** BEGIN DATA LISTING **
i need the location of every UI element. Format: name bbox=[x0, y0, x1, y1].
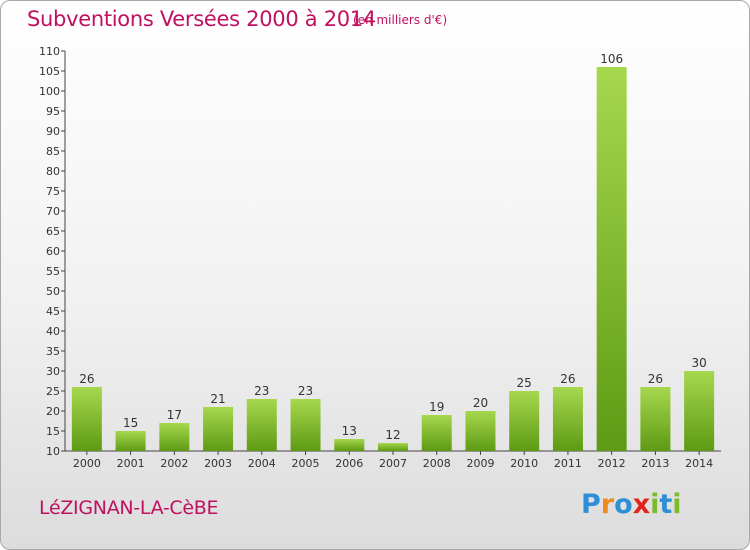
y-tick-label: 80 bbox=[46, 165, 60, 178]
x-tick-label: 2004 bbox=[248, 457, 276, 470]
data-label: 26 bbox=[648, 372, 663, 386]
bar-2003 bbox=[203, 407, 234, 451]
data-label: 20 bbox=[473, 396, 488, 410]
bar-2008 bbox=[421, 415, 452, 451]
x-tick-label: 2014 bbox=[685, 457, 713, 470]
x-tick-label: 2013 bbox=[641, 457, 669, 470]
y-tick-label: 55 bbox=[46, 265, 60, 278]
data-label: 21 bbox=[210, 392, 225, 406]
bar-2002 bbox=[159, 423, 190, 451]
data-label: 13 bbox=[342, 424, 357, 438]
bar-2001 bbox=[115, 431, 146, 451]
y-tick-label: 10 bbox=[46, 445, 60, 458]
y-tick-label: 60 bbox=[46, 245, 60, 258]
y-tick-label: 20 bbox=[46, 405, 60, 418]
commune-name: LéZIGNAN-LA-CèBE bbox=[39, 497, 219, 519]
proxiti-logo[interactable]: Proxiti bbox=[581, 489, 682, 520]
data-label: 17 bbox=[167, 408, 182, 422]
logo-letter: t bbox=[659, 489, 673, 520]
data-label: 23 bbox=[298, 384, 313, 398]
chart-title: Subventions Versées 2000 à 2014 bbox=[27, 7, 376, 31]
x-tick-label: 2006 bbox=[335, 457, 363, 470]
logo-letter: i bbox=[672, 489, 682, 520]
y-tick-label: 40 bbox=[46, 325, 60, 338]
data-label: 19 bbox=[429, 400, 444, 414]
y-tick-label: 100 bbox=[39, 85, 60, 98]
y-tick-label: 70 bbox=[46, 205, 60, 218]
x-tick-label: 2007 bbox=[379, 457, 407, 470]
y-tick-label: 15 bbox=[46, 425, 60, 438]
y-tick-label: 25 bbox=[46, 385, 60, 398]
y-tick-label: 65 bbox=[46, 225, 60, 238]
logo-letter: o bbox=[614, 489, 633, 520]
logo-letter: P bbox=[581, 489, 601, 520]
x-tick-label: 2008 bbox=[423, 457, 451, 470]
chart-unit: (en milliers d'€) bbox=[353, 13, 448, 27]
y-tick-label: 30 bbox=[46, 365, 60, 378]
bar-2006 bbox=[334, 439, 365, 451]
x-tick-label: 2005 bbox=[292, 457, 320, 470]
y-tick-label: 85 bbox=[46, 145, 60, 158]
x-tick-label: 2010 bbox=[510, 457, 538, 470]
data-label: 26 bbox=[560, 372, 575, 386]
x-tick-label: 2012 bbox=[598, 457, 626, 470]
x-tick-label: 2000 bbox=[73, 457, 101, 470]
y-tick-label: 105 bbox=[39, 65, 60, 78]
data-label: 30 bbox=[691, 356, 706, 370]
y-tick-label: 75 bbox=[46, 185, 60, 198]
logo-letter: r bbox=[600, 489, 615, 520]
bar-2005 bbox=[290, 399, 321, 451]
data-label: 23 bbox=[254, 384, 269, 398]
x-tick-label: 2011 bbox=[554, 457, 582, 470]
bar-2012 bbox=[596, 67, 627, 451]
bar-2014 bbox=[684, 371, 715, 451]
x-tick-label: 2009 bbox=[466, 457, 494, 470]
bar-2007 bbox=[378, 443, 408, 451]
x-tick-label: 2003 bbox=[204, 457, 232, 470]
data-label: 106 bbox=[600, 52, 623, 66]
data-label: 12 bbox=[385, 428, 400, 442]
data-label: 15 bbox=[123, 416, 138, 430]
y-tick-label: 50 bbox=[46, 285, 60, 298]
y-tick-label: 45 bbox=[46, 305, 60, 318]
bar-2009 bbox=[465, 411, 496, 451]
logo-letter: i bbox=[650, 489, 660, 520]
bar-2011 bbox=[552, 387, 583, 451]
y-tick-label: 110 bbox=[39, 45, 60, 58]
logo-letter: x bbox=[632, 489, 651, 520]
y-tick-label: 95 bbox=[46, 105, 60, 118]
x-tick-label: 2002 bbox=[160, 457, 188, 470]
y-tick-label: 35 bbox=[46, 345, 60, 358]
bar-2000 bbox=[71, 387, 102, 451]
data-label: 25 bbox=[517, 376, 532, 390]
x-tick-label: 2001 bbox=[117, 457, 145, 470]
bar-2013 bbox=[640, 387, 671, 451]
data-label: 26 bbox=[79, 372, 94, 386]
** END DATA LISTING **
SET PROBLEM: Can you lay out every line of the listing above as a numbered list, skipping blank lines and leaving out any pictures?

SOLVED EXERCISE:
1. i need the location of every UI element. Format: name bbox=[x0, y0, x1, y1].
2. y-tick-label: 80 bbox=[46, 165, 60, 178]
3. x-tick-label: 2004 bbox=[248, 457, 276, 470]
4. data-label: 26 bbox=[648, 372, 663, 386]
5. bar-2003 bbox=[203, 407, 234, 451]
6. data-label: 20 bbox=[473, 396, 488, 410]
7. bar-2008 bbox=[421, 415, 452, 451]
8. x-tick-label: 2014 bbox=[685, 457, 713, 470]
9. x-tick-label: 2013 bbox=[641, 457, 669, 470]
10. y-tick-label: 55 bbox=[46, 265, 60, 278]
11. data-label: 21 bbox=[210, 392, 225, 406]
12. bar-2002 bbox=[159, 423, 190, 451]
13. data-label: 13 bbox=[342, 424, 357, 438]
14. bar-2001 bbox=[115, 431, 146, 451]
15. y-tick-label: 10 bbox=[46, 445, 60, 458]
16. y-tick-label: 60 bbox=[46, 245, 60, 258]
17. y-tick-label: 20 bbox=[46, 405, 60, 418]
18. commune-name: LéZIGNAN-LA-CèBE bbox=[39, 497, 219, 519]
19. proxiti-logo[interactable]: Proxiti bbox=[581, 489, 682, 520]
20. data-label: 17 bbox=[167, 408, 182, 422]
21. logo-letter: t bbox=[659, 489, 673, 520]
22. data-label: 23 bbox=[298, 384, 313, 398]
23. chart-title: Subventions Versées 2000 à 2014 bbox=[27, 7, 376, 31]
24. x-tick-label: 2006 bbox=[335, 457, 363, 470]
25. logo-letter: i bbox=[672, 489, 682, 520]
26. y-tick-label: 40 bbox=[46, 325, 60, 338]
27. data-label: 19 bbox=[429, 400, 444, 414]
28. y-tick-label: 100 bbox=[39, 85, 60, 98]
29. y-tick-label: 70 bbox=[46, 205, 60, 218]
30. x-tick-label: 2007 bbox=[379, 457, 407, 470]
31. y-tick-label: 15 bbox=[46, 425, 60, 438]
32. y-tick-label: 25 bbox=[46, 385, 60, 398]
33. y-tick-label: 65 bbox=[46, 225, 60, 238]
34. logo-letter: o bbox=[614, 489, 633, 520]
35. logo-letter: P bbox=[581, 489, 601, 520]
36. x-tick-label: 2008 bbox=[423, 457, 451, 470]
37. chart-unit: (en milliers d'€) bbox=[353, 13, 448, 27]
38. y-tick-label: 30 bbox=[46, 365, 60, 378]
39. bar-2006 bbox=[334, 439, 365, 451]
40. x-tick-label: 2005 bbox=[292, 457, 320, 470]
41. y-tick-label: 85 bbox=[46, 145, 60, 158]
42. x-tick-label: 2010 bbox=[510, 457, 538, 470]
43. data-label: 26 bbox=[560, 372, 575, 386]
44. x-tick-label: 2012 bbox=[598, 457, 626, 470]
45. x-tick-label: 2000 bbox=[73, 457, 101, 470]
46. y-tick-label: 105 bbox=[39, 65, 60, 78]
47. data-label: 30 bbox=[691, 356, 706, 370]
48. y-tick-label: 75 bbox=[46, 185, 60, 198]
49. logo-letter: r bbox=[600, 489, 615, 520]
50. bar-2005 bbox=[290, 399, 321, 451]
51. data-label: 23 bbox=[254, 384, 269, 398]
52. x-tick-label: 2011 bbox=[554, 457, 582, 470]
53. bar-2012 bbox=[596, 67, 627, 451]
54. bar-2014 bbox=[684, 371, 715, 451]
55. x-tick-label: 2009 bbox=[466, 457, 494, 470]
56. bar-2007 bbox=[378, 443, 408, 451]
57. x-tick-label: 2003 bbox=[204, 457, 232, 470]
58. data-label: 106 bbox=[600, 52, 623, 66]
59. data-label: 12 bbox=[385, 428, 400, 442]
60. data-label: 15 bbox=[123, 416, 138, 430]
61. y-tick-label: 50 bbox=[46, 285, 60, 298]
62. y-tick-label: 45 bbox=[46, 305, 60, 318]
63. bar-2009 bbox=[465, 411, 496, 451]
64. logo-letter: i bbox=[650, 489, 660, 520]
65. bar-2011 bbox=[552, 387, 583, 451]
66. y-tick-label: 110 bbox=[39, 45, 60, 58]
67. logo-letter: x bbox=[632, 489, 651, 520]
68. y-tick-label: 95 bbox=[46, 105, 60, 118]
69. x-tick-label: 2002 bbox=[160, 457, 188, 470]
70. y-tick-label: 35 bbox=[46, 345, 60, 358]
71. bar-2000 bbox=[71, 387, 102, 451]
72. data-label: 25 bbox=[517, 376, 532, 390]
73. x-tick-label: 2001 bbox=[117, 457, 145, 470]
74. bar-2013 bbox=[640, 387, 671, 451]
75. data-label: 26 bbox=[79, 372, 94, 386]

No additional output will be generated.